EXERCISE OBJECTIVE
Emit the data below verbatim, stripping out any pictures.

DATA FOR PROCESSING
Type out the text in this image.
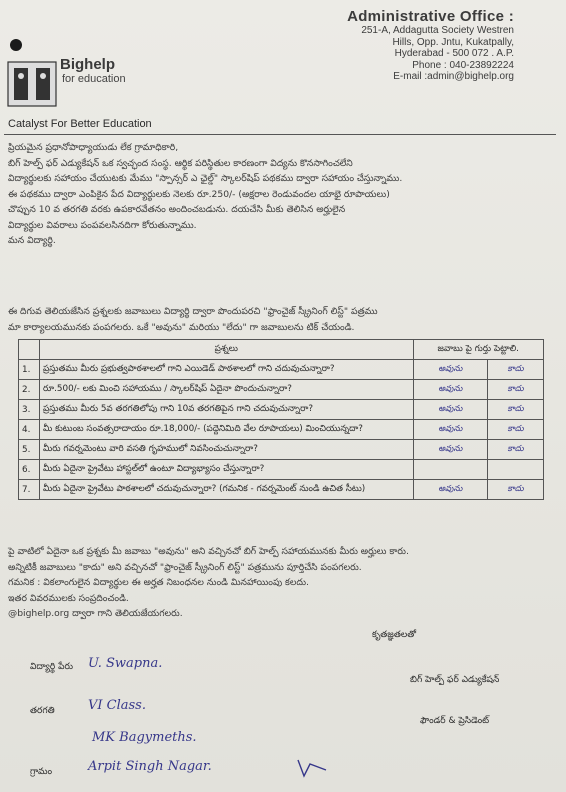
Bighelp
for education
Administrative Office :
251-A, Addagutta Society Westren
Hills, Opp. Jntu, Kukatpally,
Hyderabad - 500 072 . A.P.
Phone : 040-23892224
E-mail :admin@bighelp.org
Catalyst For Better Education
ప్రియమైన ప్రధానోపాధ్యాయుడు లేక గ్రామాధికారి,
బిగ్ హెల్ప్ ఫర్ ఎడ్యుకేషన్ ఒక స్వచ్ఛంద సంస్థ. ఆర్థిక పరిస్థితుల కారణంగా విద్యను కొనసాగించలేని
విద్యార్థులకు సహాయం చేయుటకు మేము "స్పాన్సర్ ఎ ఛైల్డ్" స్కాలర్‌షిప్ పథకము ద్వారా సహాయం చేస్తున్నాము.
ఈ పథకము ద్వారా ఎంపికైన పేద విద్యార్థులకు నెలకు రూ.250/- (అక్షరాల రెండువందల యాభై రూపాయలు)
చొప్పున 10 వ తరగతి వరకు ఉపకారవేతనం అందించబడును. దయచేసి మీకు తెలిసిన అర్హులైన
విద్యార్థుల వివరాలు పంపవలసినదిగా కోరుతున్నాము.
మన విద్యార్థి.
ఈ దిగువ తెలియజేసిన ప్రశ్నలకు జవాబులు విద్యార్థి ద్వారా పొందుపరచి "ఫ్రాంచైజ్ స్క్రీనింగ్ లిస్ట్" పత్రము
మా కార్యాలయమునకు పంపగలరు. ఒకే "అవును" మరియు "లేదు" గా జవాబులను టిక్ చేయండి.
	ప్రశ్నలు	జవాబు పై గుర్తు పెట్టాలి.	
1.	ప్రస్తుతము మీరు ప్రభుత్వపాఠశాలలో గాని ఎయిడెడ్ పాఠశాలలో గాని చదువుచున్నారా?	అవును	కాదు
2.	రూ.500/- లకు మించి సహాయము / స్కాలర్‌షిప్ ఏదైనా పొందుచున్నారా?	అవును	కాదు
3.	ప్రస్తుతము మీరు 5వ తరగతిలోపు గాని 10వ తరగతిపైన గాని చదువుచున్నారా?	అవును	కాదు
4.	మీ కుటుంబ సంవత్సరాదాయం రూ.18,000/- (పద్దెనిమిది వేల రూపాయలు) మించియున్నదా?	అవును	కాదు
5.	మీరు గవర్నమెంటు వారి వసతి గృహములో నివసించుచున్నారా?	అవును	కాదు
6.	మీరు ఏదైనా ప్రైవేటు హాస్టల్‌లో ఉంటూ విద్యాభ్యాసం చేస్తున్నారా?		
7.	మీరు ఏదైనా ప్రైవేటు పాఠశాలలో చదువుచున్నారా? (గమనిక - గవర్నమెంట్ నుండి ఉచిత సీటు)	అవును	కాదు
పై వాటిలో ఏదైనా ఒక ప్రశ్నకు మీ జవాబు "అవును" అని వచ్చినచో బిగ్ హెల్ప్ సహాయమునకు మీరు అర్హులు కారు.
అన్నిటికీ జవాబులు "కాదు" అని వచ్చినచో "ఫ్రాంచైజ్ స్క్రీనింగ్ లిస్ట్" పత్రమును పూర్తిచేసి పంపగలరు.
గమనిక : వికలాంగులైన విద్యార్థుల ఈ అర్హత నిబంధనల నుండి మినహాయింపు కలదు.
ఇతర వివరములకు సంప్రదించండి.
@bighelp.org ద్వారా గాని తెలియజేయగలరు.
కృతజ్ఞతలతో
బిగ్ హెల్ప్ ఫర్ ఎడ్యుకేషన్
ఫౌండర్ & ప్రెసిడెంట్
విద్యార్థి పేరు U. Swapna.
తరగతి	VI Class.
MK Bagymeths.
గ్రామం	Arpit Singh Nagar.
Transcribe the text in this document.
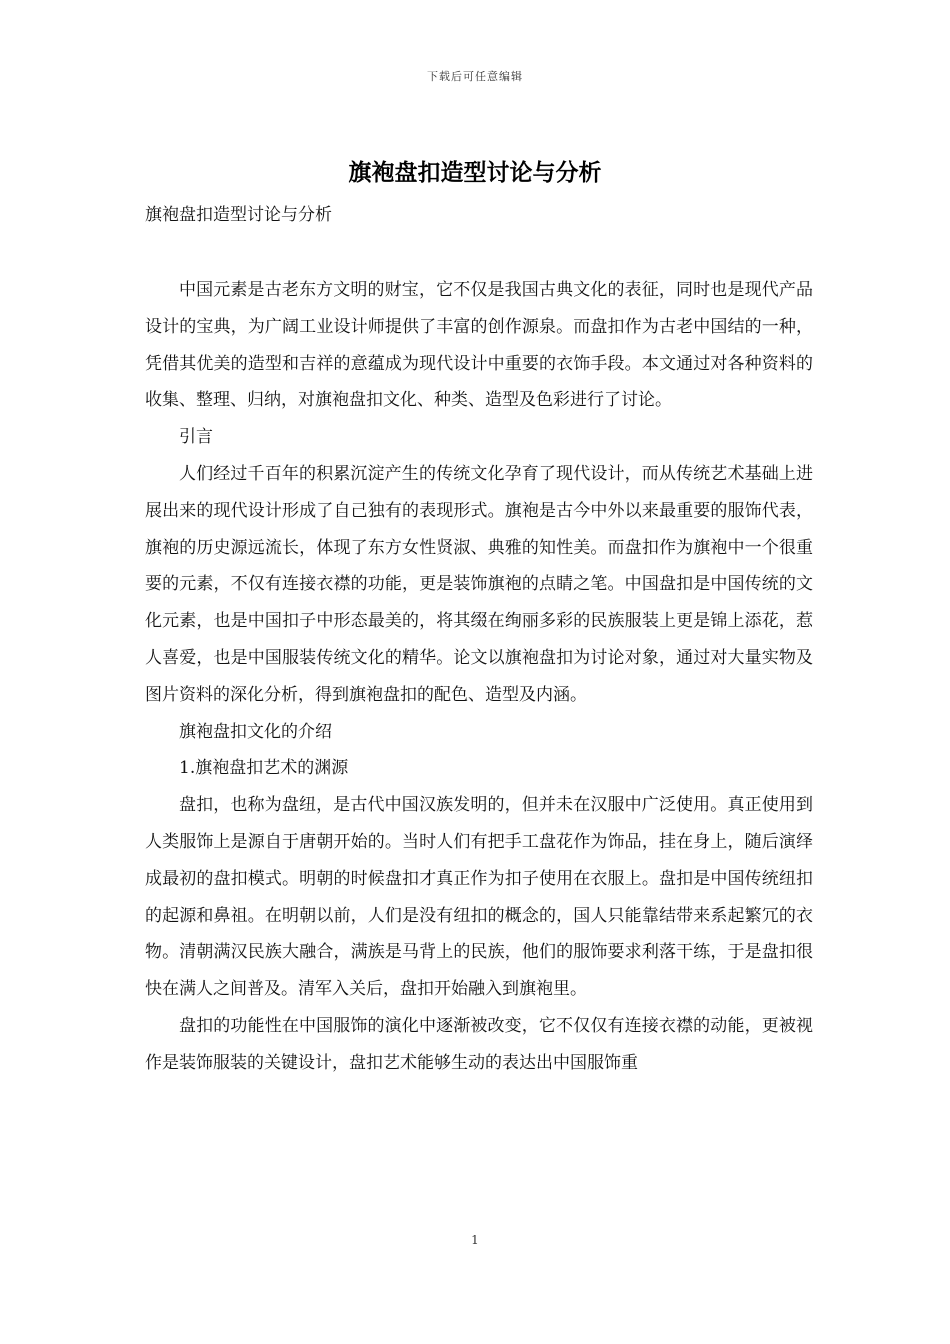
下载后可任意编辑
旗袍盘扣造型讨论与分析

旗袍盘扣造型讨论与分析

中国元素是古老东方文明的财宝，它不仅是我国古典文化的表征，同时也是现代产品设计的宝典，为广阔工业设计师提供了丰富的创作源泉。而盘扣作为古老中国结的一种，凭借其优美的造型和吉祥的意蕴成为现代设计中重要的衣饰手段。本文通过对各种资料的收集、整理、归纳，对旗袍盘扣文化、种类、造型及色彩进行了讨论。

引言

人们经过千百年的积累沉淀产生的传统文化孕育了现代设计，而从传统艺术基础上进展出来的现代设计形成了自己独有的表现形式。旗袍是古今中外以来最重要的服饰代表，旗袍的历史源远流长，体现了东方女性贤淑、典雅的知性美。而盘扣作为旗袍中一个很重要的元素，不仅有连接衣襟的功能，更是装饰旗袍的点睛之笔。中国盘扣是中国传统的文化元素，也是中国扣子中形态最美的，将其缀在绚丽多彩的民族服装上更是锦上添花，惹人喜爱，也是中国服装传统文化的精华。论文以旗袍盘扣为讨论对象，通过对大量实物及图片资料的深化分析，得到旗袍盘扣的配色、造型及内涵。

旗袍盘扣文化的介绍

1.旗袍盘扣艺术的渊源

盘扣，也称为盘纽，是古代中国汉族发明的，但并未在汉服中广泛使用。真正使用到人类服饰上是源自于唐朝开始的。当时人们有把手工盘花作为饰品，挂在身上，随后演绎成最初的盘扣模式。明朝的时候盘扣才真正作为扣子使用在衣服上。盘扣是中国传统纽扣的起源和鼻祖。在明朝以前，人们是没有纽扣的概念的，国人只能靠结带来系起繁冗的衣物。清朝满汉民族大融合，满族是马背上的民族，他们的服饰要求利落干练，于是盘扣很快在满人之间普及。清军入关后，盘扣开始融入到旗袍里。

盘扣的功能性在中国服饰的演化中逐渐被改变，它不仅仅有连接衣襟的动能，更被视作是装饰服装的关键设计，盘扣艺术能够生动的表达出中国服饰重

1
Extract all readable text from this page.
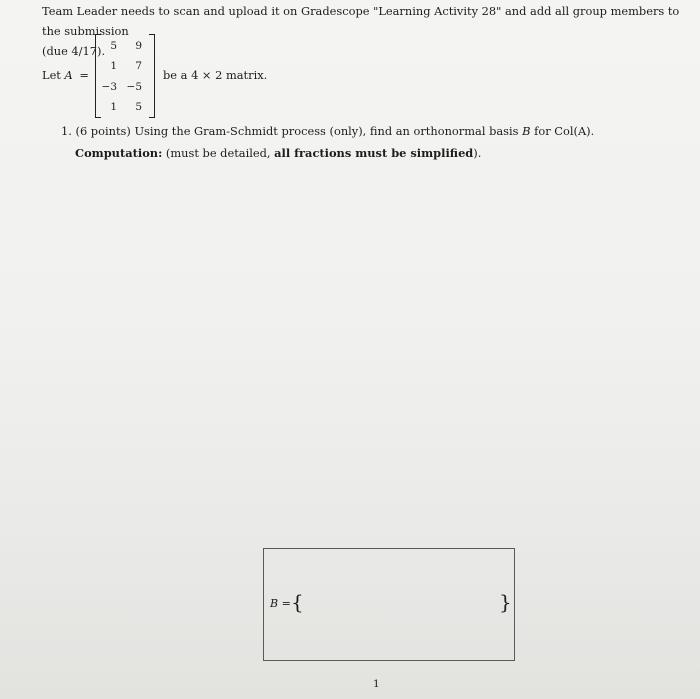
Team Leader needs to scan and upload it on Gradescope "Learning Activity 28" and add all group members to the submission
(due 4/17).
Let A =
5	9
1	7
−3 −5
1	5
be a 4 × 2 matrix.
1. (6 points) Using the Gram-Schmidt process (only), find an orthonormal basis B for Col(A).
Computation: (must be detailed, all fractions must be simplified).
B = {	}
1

OUTPUT
Type out the text in this image.
Bighelp
for education
Administrative Office :
251-A, Addagutta Society Westren
Hills, Opp. Jntu, Kukatpally,
Hyderabad - 500 072 . A.P.
Phone : 040-23892224
E-mail :admin@bighelp.org
Catalyst For Better Education
ప్రియమైన ప్రధానోపాధ్యాయుడు లేక గ్రామాధికారి,
బిగ్ హెల్ప్ ఫర్ ఎడ్యుకేషన్ ఒక స్వచ్ఛంద సంస్థ. ఆర్థిక పరిస్థితుల కారణంగా విద్యను కొనసాగించలేని
విద్యార్థులకు సహాయం చేయుటకు మేము "స్పాన్సర్ ఎ ఛైల్డ్" స్కాలర్‌షిప్ పథకము ద్వారా సహాయం చేస్తున్నాము.
ఈ పథకము ద్వారా ఎంపికైన పేద విద్యార్థులకు నెలకు రూ.250/- (అక్షరాల రెండువందల యాభై రూపాయలు)
చొప్పున 10 వ తరగతి వరకు ఉపకారవేతనం అందించబడును. దయచేసి మీకు తెలిసిన అర్హులైన
విద్యార్థుల వివరాలు పంపవలసినదిగా కోరుతున్నాము.
మన విద్యార్థి.
ఈ దిగువ తెలియజేసిన ప్రశ్నలకు జవాబులు విద్యార్థి ద్వారా పొందుపరచి "ఫ్రాంచైజ్ స్క్రీనింగ్ లిస్ట్" పత్రము
మా కార్యాలయమునకు పంపగలరు. ఒకే "అవును" మరియు "లేదు" గా జవాబులను టిక్ చేయండి.
	ప్రశ్నలు	జవాబు పై గుర్తు పెట్టాలి.	
1.	ప్రస్తుతము మీరు ప్రభుత్వపాఠశాలలో గాని ఎయిడెడ్ పాఠశాలలో గాని చదువుచున్నారా?	అవును	కాదు
2.	రూ.500/- లకు మించి సహాయము / స్కాలర్‌షిప్ ఏదైనా పొందుచున్నారా?	అవును	కాదు
3.	ప్రస్తుతము మీరు 5వ తరగతిలోపు గాని 10వ తరగతిపైన గాని చదువుచున్నారా?	అవును	కాదు
4.	మీ కుటుంబ సంవత్సరాదాయం రూ.18,000/- (పద్దెనిమిది వేల రూపాయలు) మించియున్నదా?	అవును	కాదు
5.	మీరు గవర్నమెంటు వారి వసతి గృహములో నివసించుచున్నారా?	అవును	కాదు
6.	మీరు ఏదైనా ప్రైవేటు హాస్టల్‌లో ఉంటూ విద్యాభ్యాసం చేస్తున్నారా?		
7.	మీరు ఏదైనా ప్రైవేటు పాఠశాలలో చదువుచున్నారా? (గమనిక - గవర్నమెంట్ నుండి ఉచిత సీటు)	అవును	కాదు
పై వాటిలో ఏదైనా ఒక ప్రశ్నకు మీ జవాబు "అవును" అని వచ్చినచో బిగ్ హెల్ప్ సహాయమునకు మీరు అర్హులు కారు.
అన్నిటికీ జవాబులు "కాదు" అని వచ్చినచో "ఫ్రాంచైజ్ స్క్రీనింగ్ లిస్ట్" పత్రమును పూర్తిచేసి పంపగలరు.
గమనిక : వికలాంగులైన విద్యార్థుల ఈ అర్హత నిబంధనల నుండి మినహాయింపు కలదు.
ఇతర వివరములకు సంప్రదించండి.
@bighelp.org ద్వారా గాని తెలియజేయగలరు.
కృతజ్ఞతలతో
బిగ్ హెల్ప్ ఫర్ ఎడ్యుకేషన్
ఫౌండర్ & ప్రెసిడెంట్
విద్యార్థి పేరు U. Swapna.
తరగతి	VI Class.
MK Bagymeths.
గ్రామం	Arpit Singh Nagar.
Transcribe the text in this document.
下载后可任意编辑
旗袍盘扣造型讨论与分析

旗袍盘扣造型讨论与分析

中国元素是古老东方文明的财宝，它不仅是我国古典文化的表征，同时也是现代产品设计的宝典，为广阔工业设计师提供了丰富的创作源泉。而盘扣作为古老中国结的一种，凭借其优美的造型和吉祥的意蕴成为现代设计中重要的衣饰手段。本文通过对各种资料的收集、整理、归纳，对旗袍盘扣文化、种类、造型及色彩进行了讨论。

引言

人们经过千百年的积累沉淀产生的传统文化孕育了现代设计，而从传统艺术基础上进展出来的现代设计形成了自己独有的表现形式。旗袍是古今中外以来最重要的服饰代表，旗袍的历史源远流长，体现了东方女性贤淑、典雅的知性美。而盘扣作为旗袍中一个很重要的元素，不仅有连接衣襟的功能，更是装饰旗袍的点睛之笔。中国盘扣是中国传统的文化元素，也是中国扣子中形态最美的，将其缀在绚丽多彩的民族服装上更是锦上添花，惹人喜爱，也是中国服装传统文化的精华。论文以旗袍盘扣为讨论对象，通过对大量实物及图片资料的深化分析，得到旗袍盘扣的配色、造型及内涵。

旗袍盘扣文化的介绍

1.旗袍盘扣艺术的渊源

盘扣，也称为盘纽，是古代中国汉族发明的，但并未在汉服中广泛使用。真正使用到人类服饰上是源自于唐朝开始的。当时人们有把手工盘花作为饰品，挂在身上，随后演绎成最初的盘扣模式。明朝的时候盘扣才真正作为扣子使用在衣服上。盘扣是中国传统纽扣的起源和鼻祖。在明朝以前，人们是没有纽扣的概念的，国人只能靠结带来系起繁冗的衣物。清朝满汉民族大融合，满族是马背上的民族，他们的服饰要求利落干练，于是盘扣很快在满人之间普及。清军入关后，盘扣开始融入到旗袍里。

盘扣的功能性在中国服饰的演化中逐渐被改变，它不仅仅有连接衣襟的动能，更被视作是装饰服装的关键设计，盘扣艺术能够生动的表达出中国服饰重

1
Extract all readable text from this page.
Team Leader needs to scan and upload it on Gradescope "Learning Activity 28" and add all group members to the submission
(due 4/17).
Let A =
5	9
1	7
−3 −5
1	5
be a 4 × 2 matrix.
1. (6 points) Using the Gram-Schmidt process (only), find an orthonormal basis B for Col(A).
Computation: (must be detailed, all fractions must be simplified).
B = {	}
1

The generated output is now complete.